Entries drawn from a collection:
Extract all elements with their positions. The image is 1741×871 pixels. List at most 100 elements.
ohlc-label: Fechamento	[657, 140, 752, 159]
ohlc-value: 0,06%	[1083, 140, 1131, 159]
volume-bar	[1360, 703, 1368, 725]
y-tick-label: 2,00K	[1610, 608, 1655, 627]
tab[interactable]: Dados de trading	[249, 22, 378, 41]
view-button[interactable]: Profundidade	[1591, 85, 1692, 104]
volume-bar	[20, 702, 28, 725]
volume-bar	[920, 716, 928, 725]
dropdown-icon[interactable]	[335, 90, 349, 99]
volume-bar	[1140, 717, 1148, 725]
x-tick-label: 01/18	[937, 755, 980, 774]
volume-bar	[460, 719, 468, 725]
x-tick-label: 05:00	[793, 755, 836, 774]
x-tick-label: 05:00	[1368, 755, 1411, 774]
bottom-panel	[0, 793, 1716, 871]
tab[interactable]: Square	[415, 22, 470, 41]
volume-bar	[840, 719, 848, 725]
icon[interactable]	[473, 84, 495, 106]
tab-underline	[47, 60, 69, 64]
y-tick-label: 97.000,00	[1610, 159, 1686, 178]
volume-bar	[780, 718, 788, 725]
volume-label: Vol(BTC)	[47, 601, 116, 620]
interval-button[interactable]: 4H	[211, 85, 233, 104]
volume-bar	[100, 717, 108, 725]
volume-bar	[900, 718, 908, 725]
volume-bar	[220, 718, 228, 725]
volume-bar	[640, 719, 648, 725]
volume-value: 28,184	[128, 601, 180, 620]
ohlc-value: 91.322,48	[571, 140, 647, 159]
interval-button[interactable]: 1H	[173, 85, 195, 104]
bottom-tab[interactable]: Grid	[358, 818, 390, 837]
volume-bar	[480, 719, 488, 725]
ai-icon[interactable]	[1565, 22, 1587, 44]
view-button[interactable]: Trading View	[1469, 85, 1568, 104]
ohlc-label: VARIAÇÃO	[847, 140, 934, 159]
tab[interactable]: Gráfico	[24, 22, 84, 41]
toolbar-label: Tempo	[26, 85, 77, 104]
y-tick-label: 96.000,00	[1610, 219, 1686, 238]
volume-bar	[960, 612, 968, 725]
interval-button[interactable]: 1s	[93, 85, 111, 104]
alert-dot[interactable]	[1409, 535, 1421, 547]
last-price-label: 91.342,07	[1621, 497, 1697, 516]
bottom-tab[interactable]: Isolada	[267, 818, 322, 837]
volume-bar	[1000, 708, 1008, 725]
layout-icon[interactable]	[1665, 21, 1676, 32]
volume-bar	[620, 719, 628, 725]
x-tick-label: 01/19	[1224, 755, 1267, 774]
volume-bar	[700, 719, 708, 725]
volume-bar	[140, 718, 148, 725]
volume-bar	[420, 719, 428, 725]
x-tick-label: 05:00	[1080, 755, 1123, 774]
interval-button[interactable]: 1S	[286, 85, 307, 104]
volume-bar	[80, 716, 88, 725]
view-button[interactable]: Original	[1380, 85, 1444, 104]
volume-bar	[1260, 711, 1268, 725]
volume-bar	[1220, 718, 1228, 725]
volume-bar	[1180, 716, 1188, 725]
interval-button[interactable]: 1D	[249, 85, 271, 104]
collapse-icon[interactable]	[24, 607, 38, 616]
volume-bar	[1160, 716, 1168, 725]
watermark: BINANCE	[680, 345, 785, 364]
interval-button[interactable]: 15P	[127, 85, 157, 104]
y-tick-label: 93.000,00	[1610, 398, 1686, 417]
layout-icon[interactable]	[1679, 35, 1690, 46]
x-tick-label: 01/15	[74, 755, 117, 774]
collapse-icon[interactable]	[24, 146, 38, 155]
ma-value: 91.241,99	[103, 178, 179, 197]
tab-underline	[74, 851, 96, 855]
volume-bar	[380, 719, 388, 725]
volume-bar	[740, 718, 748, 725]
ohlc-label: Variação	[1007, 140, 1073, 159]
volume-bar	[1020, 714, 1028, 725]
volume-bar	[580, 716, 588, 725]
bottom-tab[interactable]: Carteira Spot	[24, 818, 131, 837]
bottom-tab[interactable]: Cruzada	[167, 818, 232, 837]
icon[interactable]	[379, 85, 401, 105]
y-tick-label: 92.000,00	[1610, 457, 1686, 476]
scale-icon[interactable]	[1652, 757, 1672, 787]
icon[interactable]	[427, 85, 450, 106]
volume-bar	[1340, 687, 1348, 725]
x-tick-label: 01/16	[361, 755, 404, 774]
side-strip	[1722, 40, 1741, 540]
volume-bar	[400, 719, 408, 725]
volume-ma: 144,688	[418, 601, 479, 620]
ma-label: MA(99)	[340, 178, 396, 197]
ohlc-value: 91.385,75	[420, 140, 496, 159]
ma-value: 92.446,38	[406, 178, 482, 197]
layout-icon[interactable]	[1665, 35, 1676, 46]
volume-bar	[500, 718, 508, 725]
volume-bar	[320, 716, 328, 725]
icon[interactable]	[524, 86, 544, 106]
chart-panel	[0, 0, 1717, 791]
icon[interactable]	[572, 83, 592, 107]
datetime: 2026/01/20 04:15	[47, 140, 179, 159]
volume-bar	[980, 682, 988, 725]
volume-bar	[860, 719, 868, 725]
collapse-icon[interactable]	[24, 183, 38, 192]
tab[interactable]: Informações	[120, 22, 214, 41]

#### Instructions for the task
Transcribe every line of the items above verbatim, altering nothing.

#### Expected answer
Extract all elements with their positions. The image is 1741×871 pixels. List at most 100 elements.
ohlc-label: Fechamento	[657, 140, 752, 159]
ohlc-value: 0,06%	[1083, 140, 1131, 159]
volume-bar	[1360, 703, 1368, 725]
y-tick-label: 2,00K	[1610, 608, 1655, 627]
tab[interactable]: Dados de trading	[249, 22, 378, 41]
view-button[interactable]: Profundidade	[1591, 85, 1692, 104]
volume-bar	[20, 702, 28, 725]
volume-bar	[920, 716, 928, 725]
dropdown-icon[interactable]	[335, 90, 349, 99]
volume-bar	[1140, 717, 1148, 725]
x-tick-label: 01/18	[937, 755, 980, 774]
volume-bar	[460, 719, 468, 725]
x-tick-label: 05:00	[793, 755, 836, 774]
x-tick-label: 05:00	[1368, 755, 1411, 774]
bottom-panel	[0, 793, 1716, 871]
tab[interactable]: Square	[415, 22, 470, 41]
volume-bar	[840, 719, 848, 725]
icon[interactable]	[473, 84, 495, 106]
tab-underline	[47, 60, 69, 64]
y-tick-label: 97.000,00	[1610, 159, 1686, 178]
volume-bar	[780, 718, 788, 725]
volume-label: Vol(BTC)	[47, 601, 116, 620]
interval-button[interactable]: 4H	[211, 85, 233, 104]
volume-bar	[100, 717, 108, 725]
volume-bar	[900, 718, 908, 725]
volume-bar	[220, 718, 228, 725]
volume-bar	[640, 719, 648, 725]
volume-value: 28,184	[128, 601, 180, 620]
ohlc-value: 91.322,48	[571, 140, 647, 159]
interval-button[interactable]: 1H	[173, 85, 195, 104]
bottom-tab[interactable]: Grid	[358, 818, 390, 837]
volume-bar	[480, 719, 488, 725]
ai-icon[interactable]	[1565, 22, 1587, 44]
view-button[interactable]: Trading View	[1469, 85, 1568, 104]
ohlc-label: VARIAÇÃO	[847, 140, 934, 159]
tab[interactable]: Gráfico	[24, 22, 84, 41]
toolbar-label: Tempo	[26, 85, 77, 104]
y-tick-label: 96.000,00	[1610, 219, 1686, 238]
volume-bar	[960, 612, 968, 725]
interval-button[interactable]: 1s	[93, 85, 111, 104]
alert-dot[interactable]	[1409, 535, 1421, 547]
last-price-label: 91.342,07	[1621, 497, 1697, 516]
bottom-tab[interactable]: Isolada	[267, 818, 322, 837]
volume-bar	[1000, 708, 1008, 725]
layout-icon[interactable]	[1665, 21, 1676, 32]
volume-bar	[620, 719, 628, 725]
x-tick-label: 01/19	[1224, 755, 1267, 774]
volume-bar	[700, 719, 708, 725]
volume-bar	[140, 718, 148, 725]
volume-bar	[420, 719, 428, 725]
x-tick-label: 05:00	[1080, 755, 1123, 774]
interval-button[interactable]: 1S	[286, 85, 307, 104]
volume-bar	[80, 716, 88, 725]
view-button[interactable]: Original	[1380, 85, 1444, 104]
volume-bar	[1260, 711, 1268, 725]
volume-bar	[1220, 718, 1228, 725]
volume-bar	[1180, 716, 1188, 725]
interval-button[interactable]: 1D	[249, 85, 271, 104]
collapse-icon[interactable]	[24, 607, 38, 616]
volume-bar	[1160, 716, 1168, 725]
watermark: BINANCE	[680, 345, 785, 364]
interval-button[interactable]: 15P	[127, 85, 157, 104]
y-tick-label: 93.000,00	[1610, 398, 1686, 417]
layout-icon[interactable]	[1679, 35, 1690, 46]
x-tick-label: 01/15	[74, 755, 117, 774]
collapse-icon[interactable]	[24, 146, 38, 155]
ma-value: 91.241,99	[103, 178, 179, 197]
tab-underline	[74, 851, 96, 855]
volume-bar	[380, 719, 388, 725]
volume-bar	[740, 718, 748, 725]
ohlc-label: Variação	[1007, 140, 1073, 159]
volume-bar	[1020, 714, 1028, 725]
volume-bar	[580, 716, 588, 725]
bottom-tab[interactable]: Carteira Spot	[24, 818, 131, 837]
bottom-tab[interactable]: Cruzada	[167, 818, 232, 837]
icon[interactable]	[379, 85, 401, 105]
y-tick-label: 92.000,00	[1610, 457, 1686, 476]
scale-icon[interactable]	[1652, 757, 1672, 787]
icon[interactable]	[427, 85, 450, 106]
volume-bar	[1340, 687, 1348, 725]
x-tick-label: 01/16	[361, 755, 404, 774]
side-strip	[1722, 40, 1741, 540]
volume-bar	[400, 719, 408, 725]
volume-ma: 144,688	[418, 601, 479, 620]
ma-label: MA(99)	[340, 178, 396, 197]
ohlc-value: 91.385,75	[420, 140, 496, 159]
ma-value: 92.446,38	[406, 178, 482, 197]
layout-icon[interactable]	[1665, 35, 1676, 46]
volume-bar	[500, 718, 508, 725]
volume-bar	[320, 716, 328, 725]
icon[interactable]	[524, 86, 544, 106]
chart-panel	[0, 0, 1717, 791]
icon[interactable]	[572, 83, 592, 107]
datetime: 2026/01/20 04:15	[47, 140, 179, 159]
volume-bar	[980, 682, 988, 725]
volume-bar	[860, 719, 868, 725]
collapse-icon[interactable]	[24, 183, 38, 192]
tab[interactable]: Informações	[120, 22, 214, 41]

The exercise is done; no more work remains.